Requests —
1. Translate this sentence from the forum thread on G-body Cutlass differentials into Spanish: "I will be running about 500 HP and 500 ft pounds of torque."
2. Continue the forum thread on G-body Cutlass differentials from the point where it stops.

Selection —
—————

G-body Cutlass differential options
#1
G-body Cutlass differential options
I am trying to figure out what the easiest differential swap would be in my 1979 Cutlass. I want to go to either a 8.2 or an 8.5 from a 7.5 gm rear end do to strength issues. I will be running about 500 HP and 500 ft pounds of torque. Thanks for your help.
#2
Order a 9" or a Stange S60 and be done with it. By the time you spend the money on a 8.5 you still need to weld the housing, install good axles and c clip eliminators. You said you are going to run a trans brake. Do it once and do it right.
#4
#6
He has a g-body. 8.5 is just as stong as a 12 bolt but then see my first post. Factory 12bolts do not bolt in without custom control arms and will still need all the upgrades a 8.5 does. 9" is not over kill for a motor that already makes 500 HP. If he is anything like most racers its never enough. Wait until he puts two kits on it. Small plate to get going and a nice fogger to keep things moving
#7
And a 9" Furd bolts right in?
Needs nothing?
I agree - stronger, and if he had a bigger car, fine, but with a G-body, at about 3800 max, a 12-bolt will probably save some money that could be used elsewhere!
Guess I can't 'read between the lines' about a trans brake or nitrous, either!
Needs nothing?
I agree - stronger, and if he had a bigger car, fine, but with a G-body, at about 3800 max, a 12-bolt will probably save some money that could be used elsewhere!
Guess I can't 'read between the lines' about a trans brake or nitrous, either!
#8
And a 9" Furd bolts right in?
Needs nothing?
I agree - stronger, and if he had a bigger car, fine, but with a G-body, at about 3800 max, a 12-bolt will probably save some money that could be used elsewhere!
Guess I can't 'read between the lines' about a trans brake or nitrous, either!
Needs nothing?
I agree - stronger, and if he had a bigger car, fine, but with a G-body, at about 3800 max, a 12-bolt will probably save some money that could be used elsewhere!
Guess I can't 'read between the lines' about a trans brake or nitrous, either!
random examples
http://www.quickperformance.com/Products/housings.htm
http://www.moserengineering.com/comp...figurator.html
#9
And a 9" Furd bolts right in?
Needs nothing?

—————

Listed records —
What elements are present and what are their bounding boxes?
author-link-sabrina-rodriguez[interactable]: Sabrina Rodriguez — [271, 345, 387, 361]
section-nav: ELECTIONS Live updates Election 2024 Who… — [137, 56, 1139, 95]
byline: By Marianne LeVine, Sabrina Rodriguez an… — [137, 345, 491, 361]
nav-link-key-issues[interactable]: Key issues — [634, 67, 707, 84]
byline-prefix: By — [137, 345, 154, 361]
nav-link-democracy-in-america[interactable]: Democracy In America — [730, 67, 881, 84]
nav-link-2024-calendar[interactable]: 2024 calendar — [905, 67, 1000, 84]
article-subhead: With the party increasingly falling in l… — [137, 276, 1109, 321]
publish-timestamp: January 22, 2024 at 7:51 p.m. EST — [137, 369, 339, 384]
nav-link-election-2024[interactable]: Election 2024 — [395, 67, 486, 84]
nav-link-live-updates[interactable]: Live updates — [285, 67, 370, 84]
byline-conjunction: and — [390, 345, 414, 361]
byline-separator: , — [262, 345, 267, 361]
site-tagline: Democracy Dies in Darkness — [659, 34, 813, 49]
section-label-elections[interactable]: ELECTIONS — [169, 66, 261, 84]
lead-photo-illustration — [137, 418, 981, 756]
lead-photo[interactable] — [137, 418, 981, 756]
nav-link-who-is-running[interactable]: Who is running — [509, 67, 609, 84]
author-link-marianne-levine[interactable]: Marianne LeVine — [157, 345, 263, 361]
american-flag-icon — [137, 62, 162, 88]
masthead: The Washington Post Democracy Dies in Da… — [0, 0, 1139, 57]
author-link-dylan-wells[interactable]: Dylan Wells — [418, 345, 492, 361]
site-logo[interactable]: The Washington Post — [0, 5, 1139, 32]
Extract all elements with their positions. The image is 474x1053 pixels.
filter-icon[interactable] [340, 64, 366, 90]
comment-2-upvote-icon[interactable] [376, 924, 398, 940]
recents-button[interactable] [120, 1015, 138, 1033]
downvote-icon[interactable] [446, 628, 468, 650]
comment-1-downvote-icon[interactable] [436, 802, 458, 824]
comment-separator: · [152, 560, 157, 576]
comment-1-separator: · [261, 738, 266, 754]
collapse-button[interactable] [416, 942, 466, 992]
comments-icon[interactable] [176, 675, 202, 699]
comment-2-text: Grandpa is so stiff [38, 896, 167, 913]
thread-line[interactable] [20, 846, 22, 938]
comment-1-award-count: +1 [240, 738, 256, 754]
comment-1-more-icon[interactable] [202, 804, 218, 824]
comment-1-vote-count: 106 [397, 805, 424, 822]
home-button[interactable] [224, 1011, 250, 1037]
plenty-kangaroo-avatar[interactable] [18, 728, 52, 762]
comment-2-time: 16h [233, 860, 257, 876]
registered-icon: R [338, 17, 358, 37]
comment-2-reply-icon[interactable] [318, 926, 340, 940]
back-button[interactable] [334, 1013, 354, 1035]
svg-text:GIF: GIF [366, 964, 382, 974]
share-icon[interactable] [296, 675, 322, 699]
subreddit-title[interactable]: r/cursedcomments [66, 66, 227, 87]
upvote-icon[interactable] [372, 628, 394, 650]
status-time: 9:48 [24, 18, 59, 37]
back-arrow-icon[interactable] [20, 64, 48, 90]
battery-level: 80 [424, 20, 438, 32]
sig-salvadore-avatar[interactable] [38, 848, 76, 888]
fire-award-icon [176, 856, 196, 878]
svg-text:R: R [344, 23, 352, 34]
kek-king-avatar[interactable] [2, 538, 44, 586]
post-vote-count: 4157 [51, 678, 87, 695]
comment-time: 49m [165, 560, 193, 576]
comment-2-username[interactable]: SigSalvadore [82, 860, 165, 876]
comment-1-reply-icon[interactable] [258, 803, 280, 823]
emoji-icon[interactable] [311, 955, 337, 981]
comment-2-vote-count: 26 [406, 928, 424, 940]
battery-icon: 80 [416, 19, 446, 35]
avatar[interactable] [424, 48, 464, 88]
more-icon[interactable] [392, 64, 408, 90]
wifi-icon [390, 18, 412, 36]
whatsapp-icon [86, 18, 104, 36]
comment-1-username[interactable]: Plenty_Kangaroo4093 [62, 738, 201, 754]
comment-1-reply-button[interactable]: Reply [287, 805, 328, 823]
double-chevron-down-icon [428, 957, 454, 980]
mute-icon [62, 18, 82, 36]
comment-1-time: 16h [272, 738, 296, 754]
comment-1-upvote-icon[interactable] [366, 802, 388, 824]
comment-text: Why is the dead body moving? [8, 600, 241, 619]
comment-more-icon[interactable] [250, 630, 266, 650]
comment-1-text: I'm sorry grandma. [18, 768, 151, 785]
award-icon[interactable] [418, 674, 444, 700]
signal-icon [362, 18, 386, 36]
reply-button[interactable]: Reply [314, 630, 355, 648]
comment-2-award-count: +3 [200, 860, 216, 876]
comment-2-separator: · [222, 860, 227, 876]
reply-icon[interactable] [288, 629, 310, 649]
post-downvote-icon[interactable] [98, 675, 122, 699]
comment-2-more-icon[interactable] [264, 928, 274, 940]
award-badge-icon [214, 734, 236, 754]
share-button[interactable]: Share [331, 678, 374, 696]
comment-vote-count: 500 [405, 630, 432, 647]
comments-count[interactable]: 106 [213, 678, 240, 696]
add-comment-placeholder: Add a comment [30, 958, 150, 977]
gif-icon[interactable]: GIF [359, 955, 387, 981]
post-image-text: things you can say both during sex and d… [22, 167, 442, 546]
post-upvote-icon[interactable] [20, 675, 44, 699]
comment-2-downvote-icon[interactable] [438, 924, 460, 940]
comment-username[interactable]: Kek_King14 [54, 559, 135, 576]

—————

Written answers —
1. Voy a tener unos 500 HP y 500 libras-pie de torque.

2.
I agree - stronger, and if he had a bigger car, fine, but with a G-body, at about 3800 max, a 12-bolt will probably save some money that could be used elsewhere!
Guess I can't 'read between the lines' about a trans brake or nitrous, either!
Needs nothing?
I agree - stronger, and if he had a bigger car, fine, but with a G-body, at about 3800 max, a 12-bolt will probably save some money that could be used elsewhere!
Guess I can't 'read between the lines' about a trans brake or nitrous, either!
back when I had my G-body it was cheaper to by a bolt in 9" housing than to build a 12 bolt. In fact the first version of it cost me about $500.00 I bought a complete rear out of a truck and a bolt in 9" housing. Had the axles cut down and drilled for GM pattern and swapped it all over. Back when it was a mild 400 hp street car and worked fine. When I sold it it was close a 900 hp car and still had the same bolt in housing but of course by then it was all trick internals... MW aluminum center, 35 spine axles, Wilwood brakes ect. Another really cool thing about the 9" is how easy it is to swap gears. When I went in Power Tour in it all I had to do is swap in a different carrier with highway friendly 3.50 gears and next weekend back to the 4.30's
#10
7.5 rear differentail options for strength
Hey guys is there anything I can do to make my 7.5 rear differential strong enough so I can run this year? I have a lot of people coming out to watch me race from the Springs and all over, so I would really like to run. I am willing to take advice and not run this rear end if it is going to possibly hurt me or my car, I just do not have the time to change my rear end and have a drive shaft made. I was thinking to start with a C-clip eliminator kit with a set of 28 spline axles with my locker. Also I could skip the burn out box and not run it as hard as I usually would, and use regular tires instead of slicks.
#11
Read through this thread and check out the video. I'd say you should do the rear end before racing!
https://classicoldsmobile.com/forums...ded-video.html
https://classicoldsmobile.com/forums...ded-video.html
#12
12 bolt out of a 1970 Cutlass
My friend has a 12 bolt rear differential out of a 1969 or 1970 Cutlass. My question is what would it take to bolt it into my G-body? Is it worth it? Or would it cost more than it is worth? Thanks
#14
I had the same problem with the Le Mans I bought.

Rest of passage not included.